**Work to be completed**
Write out every line below that includes the word "Rounded".

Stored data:
————————
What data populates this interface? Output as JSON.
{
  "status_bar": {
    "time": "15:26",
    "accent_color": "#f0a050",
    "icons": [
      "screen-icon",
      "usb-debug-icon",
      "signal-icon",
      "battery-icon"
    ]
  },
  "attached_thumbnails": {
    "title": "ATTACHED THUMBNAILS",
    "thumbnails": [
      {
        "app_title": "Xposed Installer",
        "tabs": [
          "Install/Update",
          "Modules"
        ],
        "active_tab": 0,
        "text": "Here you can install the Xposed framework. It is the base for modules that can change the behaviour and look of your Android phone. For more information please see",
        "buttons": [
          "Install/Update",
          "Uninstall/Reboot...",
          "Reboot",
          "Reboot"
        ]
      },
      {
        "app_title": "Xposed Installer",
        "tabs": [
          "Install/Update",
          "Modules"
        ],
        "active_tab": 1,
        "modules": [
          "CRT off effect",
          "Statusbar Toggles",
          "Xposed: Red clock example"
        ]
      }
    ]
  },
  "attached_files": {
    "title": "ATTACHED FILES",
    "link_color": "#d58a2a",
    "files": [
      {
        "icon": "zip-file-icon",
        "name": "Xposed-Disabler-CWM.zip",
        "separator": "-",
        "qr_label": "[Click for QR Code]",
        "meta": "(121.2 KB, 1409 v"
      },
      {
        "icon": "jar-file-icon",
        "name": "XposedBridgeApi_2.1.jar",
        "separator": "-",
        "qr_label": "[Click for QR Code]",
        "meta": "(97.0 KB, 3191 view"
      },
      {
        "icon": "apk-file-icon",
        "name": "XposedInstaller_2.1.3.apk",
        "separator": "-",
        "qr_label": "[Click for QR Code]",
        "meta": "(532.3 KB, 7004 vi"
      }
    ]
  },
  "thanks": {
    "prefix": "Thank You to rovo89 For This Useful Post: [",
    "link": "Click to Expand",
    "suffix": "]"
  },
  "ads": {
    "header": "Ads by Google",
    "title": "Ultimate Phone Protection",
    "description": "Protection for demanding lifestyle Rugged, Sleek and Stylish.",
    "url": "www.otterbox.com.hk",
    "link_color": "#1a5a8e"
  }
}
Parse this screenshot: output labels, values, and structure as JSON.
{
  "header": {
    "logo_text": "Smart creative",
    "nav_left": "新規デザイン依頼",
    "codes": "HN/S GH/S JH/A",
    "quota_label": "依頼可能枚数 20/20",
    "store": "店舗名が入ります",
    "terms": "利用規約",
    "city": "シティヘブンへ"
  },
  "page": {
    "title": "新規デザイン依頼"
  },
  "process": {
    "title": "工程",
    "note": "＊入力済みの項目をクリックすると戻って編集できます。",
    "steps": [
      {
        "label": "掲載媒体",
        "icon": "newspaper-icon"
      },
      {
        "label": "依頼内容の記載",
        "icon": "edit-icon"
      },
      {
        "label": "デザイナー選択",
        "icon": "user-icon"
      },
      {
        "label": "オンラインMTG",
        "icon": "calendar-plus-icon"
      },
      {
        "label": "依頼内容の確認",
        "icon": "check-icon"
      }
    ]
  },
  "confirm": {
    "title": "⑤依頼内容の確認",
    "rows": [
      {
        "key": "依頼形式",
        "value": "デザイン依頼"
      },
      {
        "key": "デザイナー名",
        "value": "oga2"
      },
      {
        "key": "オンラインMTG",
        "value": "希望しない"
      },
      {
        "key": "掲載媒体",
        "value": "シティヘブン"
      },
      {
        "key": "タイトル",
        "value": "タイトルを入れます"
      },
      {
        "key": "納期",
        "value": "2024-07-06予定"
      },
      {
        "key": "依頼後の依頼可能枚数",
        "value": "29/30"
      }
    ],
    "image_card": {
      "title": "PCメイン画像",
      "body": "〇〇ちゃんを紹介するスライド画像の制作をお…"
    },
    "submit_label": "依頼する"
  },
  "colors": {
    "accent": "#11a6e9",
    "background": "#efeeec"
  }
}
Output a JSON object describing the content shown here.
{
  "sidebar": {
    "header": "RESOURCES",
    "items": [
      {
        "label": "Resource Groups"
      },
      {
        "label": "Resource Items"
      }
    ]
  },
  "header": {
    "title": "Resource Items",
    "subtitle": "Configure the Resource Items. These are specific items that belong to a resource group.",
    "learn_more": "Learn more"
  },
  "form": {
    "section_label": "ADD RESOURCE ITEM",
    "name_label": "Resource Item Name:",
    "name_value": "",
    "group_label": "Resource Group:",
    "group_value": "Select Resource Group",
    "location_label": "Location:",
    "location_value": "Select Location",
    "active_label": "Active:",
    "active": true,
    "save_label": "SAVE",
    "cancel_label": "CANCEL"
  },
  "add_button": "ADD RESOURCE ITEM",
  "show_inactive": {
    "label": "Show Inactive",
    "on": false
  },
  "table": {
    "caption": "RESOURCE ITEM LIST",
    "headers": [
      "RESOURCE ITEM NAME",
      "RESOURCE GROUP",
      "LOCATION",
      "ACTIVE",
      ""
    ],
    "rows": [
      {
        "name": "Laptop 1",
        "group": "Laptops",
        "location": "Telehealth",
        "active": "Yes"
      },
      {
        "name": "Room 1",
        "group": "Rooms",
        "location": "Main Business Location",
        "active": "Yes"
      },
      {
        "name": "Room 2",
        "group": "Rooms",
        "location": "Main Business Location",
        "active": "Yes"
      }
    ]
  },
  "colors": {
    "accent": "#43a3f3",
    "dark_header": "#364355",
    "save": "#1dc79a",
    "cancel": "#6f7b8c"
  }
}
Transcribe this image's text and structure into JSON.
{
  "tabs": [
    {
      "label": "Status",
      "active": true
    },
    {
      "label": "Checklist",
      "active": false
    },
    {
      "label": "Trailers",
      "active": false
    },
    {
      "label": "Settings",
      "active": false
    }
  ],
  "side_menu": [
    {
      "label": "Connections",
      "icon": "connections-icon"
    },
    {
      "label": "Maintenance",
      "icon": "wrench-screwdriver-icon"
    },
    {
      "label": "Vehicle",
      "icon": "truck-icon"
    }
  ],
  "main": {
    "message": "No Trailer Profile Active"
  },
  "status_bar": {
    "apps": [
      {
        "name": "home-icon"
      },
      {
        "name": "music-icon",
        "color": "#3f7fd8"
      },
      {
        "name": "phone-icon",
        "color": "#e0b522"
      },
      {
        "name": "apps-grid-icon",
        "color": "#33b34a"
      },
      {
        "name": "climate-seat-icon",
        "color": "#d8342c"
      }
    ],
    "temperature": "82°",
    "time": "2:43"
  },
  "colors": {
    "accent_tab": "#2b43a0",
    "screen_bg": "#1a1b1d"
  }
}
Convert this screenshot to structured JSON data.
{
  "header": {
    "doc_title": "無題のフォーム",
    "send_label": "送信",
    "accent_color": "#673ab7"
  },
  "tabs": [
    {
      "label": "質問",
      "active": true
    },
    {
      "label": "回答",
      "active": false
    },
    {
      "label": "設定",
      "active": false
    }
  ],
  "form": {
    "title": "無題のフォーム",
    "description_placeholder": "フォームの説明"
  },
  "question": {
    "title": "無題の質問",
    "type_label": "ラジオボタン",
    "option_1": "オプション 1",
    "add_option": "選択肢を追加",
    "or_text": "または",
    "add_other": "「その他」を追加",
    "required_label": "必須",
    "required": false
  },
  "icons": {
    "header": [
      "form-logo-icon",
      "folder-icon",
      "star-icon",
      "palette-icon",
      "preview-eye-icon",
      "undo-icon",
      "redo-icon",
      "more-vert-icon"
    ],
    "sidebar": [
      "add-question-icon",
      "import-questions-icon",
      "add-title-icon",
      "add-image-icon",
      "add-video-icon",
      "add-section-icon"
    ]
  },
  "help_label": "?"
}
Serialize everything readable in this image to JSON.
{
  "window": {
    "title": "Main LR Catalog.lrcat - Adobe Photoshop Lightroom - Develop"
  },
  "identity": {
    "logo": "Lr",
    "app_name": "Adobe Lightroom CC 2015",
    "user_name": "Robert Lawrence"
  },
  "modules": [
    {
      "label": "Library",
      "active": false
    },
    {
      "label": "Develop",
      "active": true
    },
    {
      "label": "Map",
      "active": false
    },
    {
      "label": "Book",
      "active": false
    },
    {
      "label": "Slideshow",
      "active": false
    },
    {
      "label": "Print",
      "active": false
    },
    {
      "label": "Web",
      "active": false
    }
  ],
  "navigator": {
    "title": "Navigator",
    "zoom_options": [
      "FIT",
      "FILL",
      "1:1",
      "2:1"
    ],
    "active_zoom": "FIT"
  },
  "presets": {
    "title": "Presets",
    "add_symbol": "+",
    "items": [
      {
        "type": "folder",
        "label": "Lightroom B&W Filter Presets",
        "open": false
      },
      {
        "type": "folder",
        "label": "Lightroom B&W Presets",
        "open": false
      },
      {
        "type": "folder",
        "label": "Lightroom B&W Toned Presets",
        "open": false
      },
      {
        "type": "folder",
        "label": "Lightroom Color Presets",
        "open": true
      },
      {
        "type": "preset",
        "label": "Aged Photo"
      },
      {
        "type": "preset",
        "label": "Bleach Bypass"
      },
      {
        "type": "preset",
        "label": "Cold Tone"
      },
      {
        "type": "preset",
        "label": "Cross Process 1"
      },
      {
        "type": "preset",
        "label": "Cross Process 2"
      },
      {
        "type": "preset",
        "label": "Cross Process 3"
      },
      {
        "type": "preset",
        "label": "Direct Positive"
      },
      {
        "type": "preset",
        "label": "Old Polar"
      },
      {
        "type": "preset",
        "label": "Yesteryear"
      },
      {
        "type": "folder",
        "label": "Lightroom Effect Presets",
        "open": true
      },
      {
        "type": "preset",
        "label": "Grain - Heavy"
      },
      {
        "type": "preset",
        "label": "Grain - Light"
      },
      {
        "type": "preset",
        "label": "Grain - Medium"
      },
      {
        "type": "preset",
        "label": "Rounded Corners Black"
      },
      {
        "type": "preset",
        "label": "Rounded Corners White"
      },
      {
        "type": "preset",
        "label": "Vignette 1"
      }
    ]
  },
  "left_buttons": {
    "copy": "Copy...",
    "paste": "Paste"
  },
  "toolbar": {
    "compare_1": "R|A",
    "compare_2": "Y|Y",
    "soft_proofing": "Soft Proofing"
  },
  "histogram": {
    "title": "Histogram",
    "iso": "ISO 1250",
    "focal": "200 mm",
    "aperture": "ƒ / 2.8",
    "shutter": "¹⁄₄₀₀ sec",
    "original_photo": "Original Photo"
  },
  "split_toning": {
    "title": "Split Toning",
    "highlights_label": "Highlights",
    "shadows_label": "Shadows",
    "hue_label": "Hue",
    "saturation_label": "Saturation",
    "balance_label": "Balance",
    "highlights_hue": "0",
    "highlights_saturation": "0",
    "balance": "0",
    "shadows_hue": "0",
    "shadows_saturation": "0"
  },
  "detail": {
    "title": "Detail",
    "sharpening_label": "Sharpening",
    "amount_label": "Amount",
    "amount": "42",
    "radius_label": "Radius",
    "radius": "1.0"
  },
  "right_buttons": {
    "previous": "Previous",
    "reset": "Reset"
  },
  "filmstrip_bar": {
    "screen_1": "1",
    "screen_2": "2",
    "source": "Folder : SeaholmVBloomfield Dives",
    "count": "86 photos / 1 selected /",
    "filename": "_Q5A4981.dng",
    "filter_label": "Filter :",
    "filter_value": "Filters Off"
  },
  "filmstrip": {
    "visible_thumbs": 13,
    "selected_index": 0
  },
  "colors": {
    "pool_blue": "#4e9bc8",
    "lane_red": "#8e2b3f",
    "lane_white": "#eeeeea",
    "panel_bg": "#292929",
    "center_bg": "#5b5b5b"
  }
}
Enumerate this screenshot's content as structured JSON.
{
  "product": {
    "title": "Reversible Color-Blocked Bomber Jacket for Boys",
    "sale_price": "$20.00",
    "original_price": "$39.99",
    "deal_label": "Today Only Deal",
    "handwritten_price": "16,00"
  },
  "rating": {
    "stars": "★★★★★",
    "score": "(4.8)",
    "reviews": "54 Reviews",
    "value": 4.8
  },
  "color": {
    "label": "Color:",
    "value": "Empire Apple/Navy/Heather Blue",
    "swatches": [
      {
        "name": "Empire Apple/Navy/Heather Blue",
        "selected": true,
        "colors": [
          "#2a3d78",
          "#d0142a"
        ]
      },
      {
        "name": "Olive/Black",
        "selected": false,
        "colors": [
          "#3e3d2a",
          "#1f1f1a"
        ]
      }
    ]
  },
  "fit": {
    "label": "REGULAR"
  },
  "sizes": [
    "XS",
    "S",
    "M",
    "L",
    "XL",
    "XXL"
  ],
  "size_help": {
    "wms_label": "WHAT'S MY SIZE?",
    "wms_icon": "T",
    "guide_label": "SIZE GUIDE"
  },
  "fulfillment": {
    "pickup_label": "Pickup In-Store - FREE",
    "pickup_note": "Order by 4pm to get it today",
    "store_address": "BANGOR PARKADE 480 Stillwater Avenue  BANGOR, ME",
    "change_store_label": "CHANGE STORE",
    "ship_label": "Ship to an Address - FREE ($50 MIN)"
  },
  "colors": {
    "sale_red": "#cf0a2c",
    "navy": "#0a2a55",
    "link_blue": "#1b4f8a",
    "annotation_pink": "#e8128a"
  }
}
————————
**Solution**
        "label": "Rounded Corners Black"
        "label": "Rounded Corners White"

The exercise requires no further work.